Rewrite all of the lines below with every "wild-boar-point" replaced by "boar-marker", keeping everything else unchanged and leaving out the pictures.

════

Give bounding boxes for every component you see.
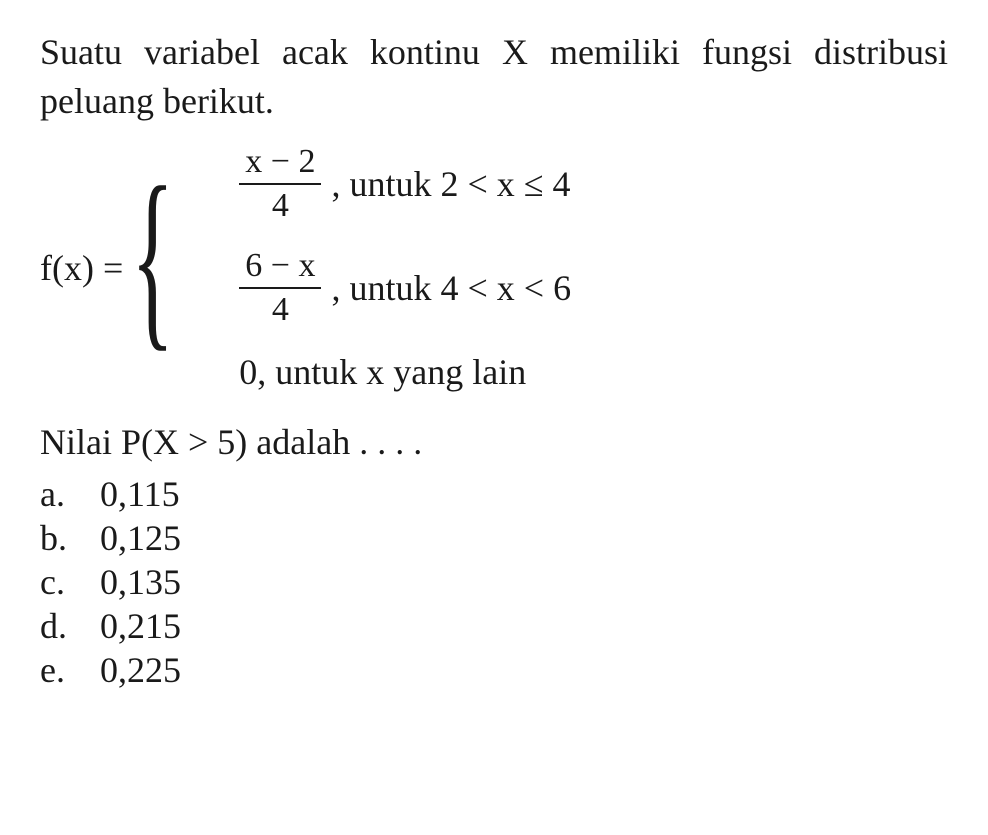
case-2-fraction: 6 − x 4 [239,247,321,329]
cases-list: x − 2 4 , untuk 2 < x ≤ 4 6 − x 4 , untu… [239,143,571,393]
option-e: e. 0,225 [40,649,948,691]
option-a: a. 0,115 [40,473,948,515]
case-3: 0, untuk x yang lain [239,351,571,393]
option-e-value: 0,225 [100,649,948,691]
case-2-denominator: 4 [272,289,289,329]
curly-brace-icon: { [131,183,174,353]
case-1-denominator: 4 [272,185,289,225]
case-1-numerator: x − 2 [239,143,321,185]
answer-options: a. 0,115 b. 0,125 c. 0,135 d. 0,215 e. 0… [40,473,948,691]
option-d-letter: d. [40,605,100,647]
function-lhs: f(x) = [40,247,123,289]
case-2: 6 − x 4 , untuk 4 < x < 6 [239,247,571,329]
case-1: x − 2 4 , untuk 2 < x ≤ 4 [239,143,571,225]
case-1-condition: , untuk 2 < x ≤ 4 [331,163,570,205]
case-3-plain: 0, untuk x yang lain [239,351,526,393]
question-prompt: Nilai P(X > 5) adalah . . . . [40,421,948,463]
option-b-value: 0,125 [100,517,948,559]
brace-cases: { x − 2 4 , untuk 2 < x ≤ 4 6 − x 4 , un… [131,143,571,393]
option-c-value: 0,135 [100,561,948,603]
piecewise-function: f(x) = { x − 2 4 , untuk 2 < x ≤ 4 6 − x… [40,143,948,393]
option-c-letter: c. [40,561,100,603]
case-2-numerator: 6 − x [239,247,321,289]
case-1-fraction: x − 2 4 [239,143,321,225]
option-a-value: 0,115 [100,473,948,515]
case-2-condition: , untuk 4 < x < 6 [331,267,571,309]
option-b-letter: b. [40,517,100,559]
option-a-letter: a. [40,473,100,515]
option-d: d. 0,215 [40,605,948,647]
option-e-letter: e. [40,649,100,691]
option-d-value: 0,215 [100,605,948,647]
question-intro: Suatu variabel acak kontinu X memiliki f… [40,28,948,125]
option-b: b. 0,125 [40,517,948,559]
option-c: c. 0,135 [40,561,948,603]
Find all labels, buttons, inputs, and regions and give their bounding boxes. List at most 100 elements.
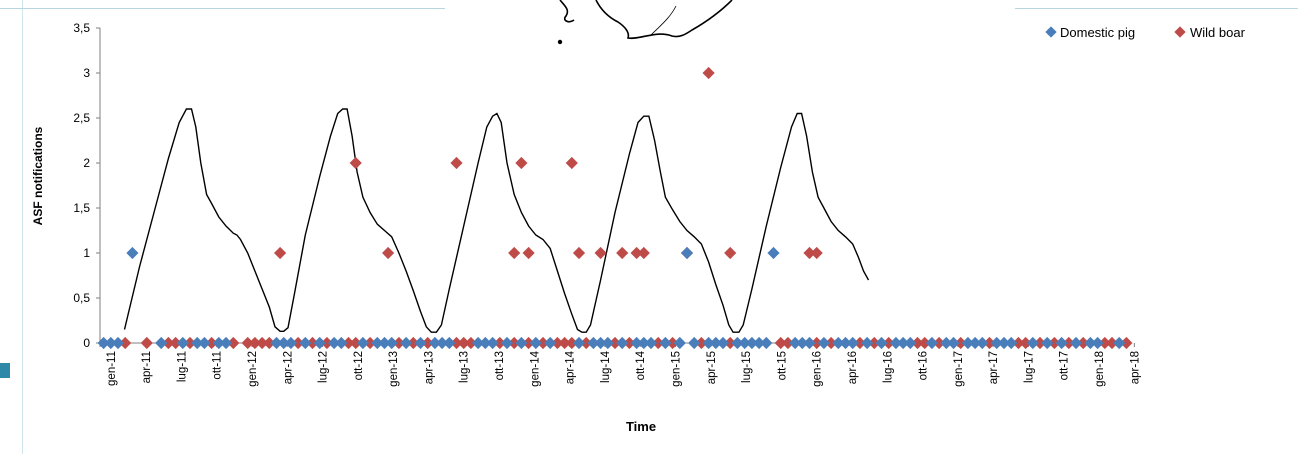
x-tick-label: lug-15 — [741, 351, 753, 383]
domestic-pig-point — [335, 336, 348, 350]
legend: Domestic pig Wild boar — [1045, 25, 1246, 40]
slide-top-border — [0, 8, 445, 9]
wild-boar-point — [457, 336, 470, 350]
wild-boar-point — [450, 156, 463, 170]
x-tick-label: ott-13 — [494, 351, 506, 380]
legend-marker-domestic-pig — [1045, 26, 1057, 38]
domestic-pig-point — [436, 336, 449, 350]
domestic-pig-point — [659, 336, 672, 350]
x-tick-label: apr-16 — [847, 351, 859, 384]
wild-boar-point — [274, 246, 287, 260]
x-tick-label: apr-11 — [141, 351, 153, 383]
domestic-pig-point — [212, 336, 225, 350]
y-tick-label: 0 — [83, 336, 90, 350]
domestic-pig-point — [97, 336, 110, 350]
domestic-pig-point — [1005, 336, 1018, 350]
wild-boar-point — [349, 336, 362, 350]
domestic-pig-point — [680, 246, 694, 260]
domestic-pig-point — [299, 336, 312, 350]
domestic-pig-point — [861, 336, 874, 350]
domestic-pig-point — [601, 336, 614, 350]
wild-boar-point — [306, 336, 319, 350]
wild-boar-point — [1105, 336, 1119, 350]
domestic-pig-point — [515, 336, 528, 350]
domestic-pig-point — [378, 336, 391, 350]
x-tick-label: gen-12 — [247, 351, 259, 387]
domestic-pig-point — [644, 336, 658, 350]
domestic-pig-point — [104, 336, 117, 350]
domestic-pig-point — [817, 336, 830, 350]
domestic-pig-point — [479, 336, 492, 350]
wild-boar-point — [119, 336, 132, 350]
legend-label-wild-boar: Wild boar — [1190, 25, 1246, 40]
trend-line — [123, 108, 870, 333]
domestic-pig-point — [1026, 336, 1039, 350]
x-tick-label: apr-12 — [282, 351, 294, 384]
wild-boar-point — [320, 336, 333, 350]
x-axis-title: Time — [626, 419, 656, 434]
wild-boar-point — [637, 246, 650, 260]
wild-boar-point — [1033, 336, 1047, 350]
wild-boar-point — [364, 336, 377, 350]
legend-label-domestic-pig: Domestic pig — [1060, 25, 1135, 40]
wild-boar-point — [565, 156, 578, 170]
wild-boar-point — [493, 336, 506, 350]
domestic-pig-point — [572, 336, 586, 350]
wild-boar-point — [810, 246, 823, 260]
x-tick-label: lug-14 — [600, 350, 612, 383]
x-tick-label: apr-17 — [988, 351, 1000, 384]
x-tick-label: gen-11 — [106, 351, 118, 386]
domestic-pig-point — [284, 336, 297, 350]
wild-boar-point — [450, 336, 463, 350]
domestic-pig-point — [176, 336, 189, 350]
wild-boar-point — [1048, 336, 1061, 350]
wild-boar-point — [263, 336, 276, 350]
slide-accent-bar — [0, 363, 10, 378]
x-tick-label: apr-13 — [423, 351, 435, 384]
wild-boar-point — [1062, 336, 1075, 350]
slide-left-panel — [0, 0, 23, 454]
wild-boar-point — [464, 336, 477, 350]
domestic-pig-point — [126, 246, 139, 260]
wild-boar-point — [572, 246, 586, 260]
domestic-pig-point — [1041, 336, 1054, 350]
domestic-pig-point — [688, 336, 701, 350]
y-tick-label: 3,5 — [73, 21, 90, 35]
wild-boar-point — [522, 246, 535, 260]
x-tick-label: apr-18 — [1129, 351, 1141, 384]
plot-area: 0 0,5 1 1,5 2 2,5 3 3,5 gen-11 apr-11 lug-11 ott-11… — [73, 21, 1141, 387]
wild-boar-point — [407, 336, 420, 350]
wild-boar-point — [256, 336, 269, 350]
wild-boar-point — [382, 246, 395, 260]
domestic-pig-point — [947, 336, 960, 350]
x-tick-label: gen-17 — [953, 351, 965, 387]
x-tick-label: gen-15 — [671, 351, 683, 387]
wild-boar-point — [162, 336, 175, 350]
domestic-pig-point — [976, 336, 989, 350]
domestic-pig-point — [544, 336, 557, 350]
domestic-pig-point — [277, 336, 290, 350]
x-tick-label: lug-12 — [318, 351, 330, 383]
domestic-pig-point — [1091, 336, 1104, 350]
domestic-pig-point — [155, 336, 168, 350]
domestic-pig-point — [673, 336, 686, 350]
domestic-pig-point — [385, 336, 398, 350]
map-fragment-image — [557, 0, 733, 45]
domestic-pig-point — [716, 336, 730, 350]
x-tick-label: gen-18 — [1094, 351, 1106, 387]
domestic-pig-point — [767, 246, 780, 260]
wild-boar-point — [342, 336, 355, 350]
wild-boar-point — [1077, 336, 1090, 350]
domestic-pig-point — [191, 336, 204, 350]
domestic-pig-point — [428, 336, 441, 350]
domestic-pig-point — [328, 336, 341, 350]
x-tick-label: gen-13 — [388, 351, 400, 387]
domestic-pig-point — [219, 336, 233, 350]
domestic-pig-point — [371, 336, 384, 350]
y-tick-label: 1,5 — [73, 201, 90, 215]
domestic-pig-point — [313, 336, 326, 350]
domestic-pig-point — [1069, 336, 1083, 350]
wild-boar-point — [508, 246, 521, 260]
wild-boar-point — [227, 336, 240, 350]
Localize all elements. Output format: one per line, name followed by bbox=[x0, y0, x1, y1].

════

» ANSWER:
Give bounding boxes for every component you see.
case-2-fraction: 6 − x 4 [239,247,321,329]
cases-list: x − 2 4 , untuk 2 < x ≤ 4 6 − x 4 , untu… [239,143,571,393]
option-e: e. 0,225 [40,649,948,691]
option-a: a. 0,115 [40,473,948,515]
case-3: 0, untuk x yang lain [239,351,571,393]
option-e-value: 0,225 [100,649,948,691]
case-2-denominator: 4 [272,289,289,329]
curly-brace-icon: { [131,183,174,353]
case-1-denominator: 4 [272,185,289,225]
case-1-numerator: x − 2 [239,143,321,185]
answer-options: a. 0,115 b. 0,125 c. 0,135 d. 0,215 e. 0… [40,473,948,691]
option-d-letter: d. [40,605,100,647]
function-lhs: f(x) = [40,247,123,289]
case-2: 6 − x 4 , untuk 4 < x < 6 [239,247,571,329]
case-1: x − 2 4 , untuk 2 < x ≤ 4 [239,143,571,225]
case-1-condition: , untuk 2 < x ≤ 4 [331,163,570,205]
case-3-plain: 0, untuk x yang lain [239,351,526,393]
question-prompt: Nilai P(X > 5) adalah . . . . [40,421,948,463]
option-b-value: 0,125 [100,517,948,559]
brace-cases: { x − 2 4 , untuk 2 < x ≤ 4 6 − x 4 , un… [131,143,571,393]
option-c-value: 0,135 [100,561,948,603]
piecewise-function: f(x) = { x − 2 4 , untuk 2 < x ≤ 4 6 − x… [40,143,948,393]
option-c-letter: c. [40,561,100,603]
case-2-numerator: 6 − x [239,247,321,289]
case-1-fraction: x − 2 4 [239,143,321,225]
option-a-value: 0,115 [100,473,948,515]
case-2-condition: , untuk 4 < x < 6 [331,267,571,309]
option-b-letter: b. [40,517,100,559]
option-a-letter: a. [40,473,100,515]
option-d: d. 0,215 [40,605,948,647]
option-e-letter: e. [40,649,100,691]
option-d-value: 0,215 [100,605,948,647]
question-intro: Suatu variabel acak kontinu X memiliki f… [40,28,948,125]
option-b: b. 0,125 [40,517,948,559]
option-c: c. 0,135 [40,561,948,603]
Find all labels, buttons, inputs, and regions and give their bounding boxes. List at most 100 elements.
x-tick-label: lug-15 — [741, 351, 753, 383]
domestic-pig-point — [335, 336, 348, 350]
legend: Domestic pig Wild boar — [1045, 25, 1246, 40]
slide-top-border — [0, 8, 445, 9]
boar-marker — [457, 336, 470, 350]
boar-marker — [450, 156, 463, 170]
x-tick-label: ott-13 — [494, 351, 506, 380]
legend-marker-domestic-pig — [1045, 26, 1057, 38]
domestic-pig-point — [436, 336, 449, 350]
domestic-pig-point — [659, 336, 672, 350]
x-tick-label: apr-16 — [847, 351, 859, 384]
boar-marker — [274, 246, 287, 260]
x-tick-label: apr-11 — [141, 351, 153, 383]
domestic-pig-point — [212, 336, 225, 350]
y-tick-label: 0 — [83, 336, 90, 350]
domestic-pig-point — [97, 336, 110, 350]
domestic-pig-point — [1005, 336, 1018, 350]
boar-marker — [349, 336, 362, 350]
domestic-pig-point — [680, 246, 694, 260]
domestic-pig-point — [299, 336, 312, 350]
domestic-pig-point — [861, 336, 874, 350]
domestic-pig-point — [601, 336, 614, 350]
boar-marker — [306, 336, 319, 350]
boar-marker — [1105, 336, 1119, 350]
domestic-pig-point — [515, 336, 528, 350]
domestic-pig-point — [378, 336, 391, 350]
x-tick-label: gen-12 — [247, 351, 259, 387]
domestic-pig-point — [644, 336, 658, 350]
domestic-pig-point — [104, 336, 117, 350]
domestic-pig-point — [817, 336, 830, 350]
domestic-pig-point — [479, 336, 492, 350]
boar-marker — [119, 336, 132, 350]
legend-label-wild-boar: Wild boar — [1190, 25, 1246, 40]
trend-line — [123, 108, 870, 333]
domestic-pig-point — [1026, 336, 1039, 350]
x-tick-label: apr-12 — [282, 351, 294, 384]
boar-marker — [320, 336, 333, 350]
x-axis-title: Time — [626, 419, 656, 434]
boar-marker — [637, 246, 650, 260]
boar-marker — [1033, 336, 1047, 350]
boar-marker — [364, 336, 377, 350]
legend-label-domestic-pig: Domestic pig — [1060, 25, 1135, 40]
boar-marker — [565, 156, 578, 170]
boar-marker — [493, 336, 506, 350]
domestic-pig-point — [572, 336, 586, 350]
boar-marker — [810, 246, 823, 260]
x-tick-label: lug-14 — [600, 350, 612, 383]
x-tick-label: apr-17 — [988, 351, 1000, 384]
x-tick-label: gen-11 — [106, 351, 118, 386]
domestic-pig-point — [284, 336, 297, 350]
boar-marker — [450, 336, 463, 350]
domestic-pig-point — [176, 336, 189, 350]
boar-marker — [1048, 336, 1061, 350]
boar-marker — [263, 336, 276, 350]
slide-accent-bar — [0, 363, 10, 378]
x-tick-label: apr-13 — [423, 351, 435, 384]
boar-marker — [1062, 336, 1075, 350]
slide-left-panel — [0, 0, 23, 454]
boar-marker — [464, 336, 477, 350]
domestic-pig-point — [126, 246, 139, 260]
boar-marker — [572, 246, 586, 260]
domestic-pig-point — [1041, 336, 1054, 350]
domestic-pig-point — [688, 336, 701, 350]
y-tick-label: 3,5 — [73, 21, 90, 35]
boar-marker — [522, 246, 535, 260]
x-tick-label: apr-18 — [1129, 351, 1141, 384]
plot-area: 0 0,5 1 1,5 2 2,5 3 3,5 gen-11 apr-11 lug-11 ott-11… — [73, 21, 1141, 387]
boar-marker — [407, 336, 420, 350]
boar-marker — [256, 336, 269, 350]
boar-marker — [382, 246, 395, 260]
domestic-pig-point — [947, 336, 960, 350]
x-tick-label: gen-17 — [953, 351, 965, 387]
x-tick-label: gen-15 — [671, 351, 683, 387]
boar-marker — [162, 336, 175, 350]
domestic-pig-point — [976, 336, 989, 350]
domestic-pig-point — [544, 336, 557, 350]
domestic-pig-point — [277, 336, 290, 350]
x-tick-label: lug-12 — [318, 351, 330, 383]
domestic-pig-point — [1091, 336, 1104, 350]
domestic-pig-point — [155, 336, 168, 350]
domestic-pig-point — [673, 336, 686, 350]
domestic-pig-point — [385, 336, 398, 350]
map-fragment-image — [557, 0, 733, 45]
domestic-pig-point — [716, 336, 730, 350]
x-tick-label: gen-18 — [1094, 351, 1106, 387]
domestic-pig-point — [767, 246, 780, 260]
boar-marker — [342, 336, 355, 350]
boar-marker — [1077, 336, 1090, 350]
domestic-pig-point — [191, 336, 204, 350]
domestic-pig-point — [428, 336, 441, 350]
domestic-pig-point — [328, 336, 341, 350]
x-tick-label: gen-13 — [388, 351, 400, 387]
domestic-pig-point — [219, 336, 233, 350]
domestic-pig-point — [371, 336, 384, 350]
y-tick-label: 1,5 — [73, 201, 90, 215]
domestic-pig-point — [313, 336, 326, 350]
domestic-pig-point — [1069, 336, 1083, 350]
boar-marker — [508, 246, 521, 260]
boar-marker — [227, 336, 240, 350]
Localize all elements. Output format: one per line, name followed by bbox=[x0, y0, x1, y1].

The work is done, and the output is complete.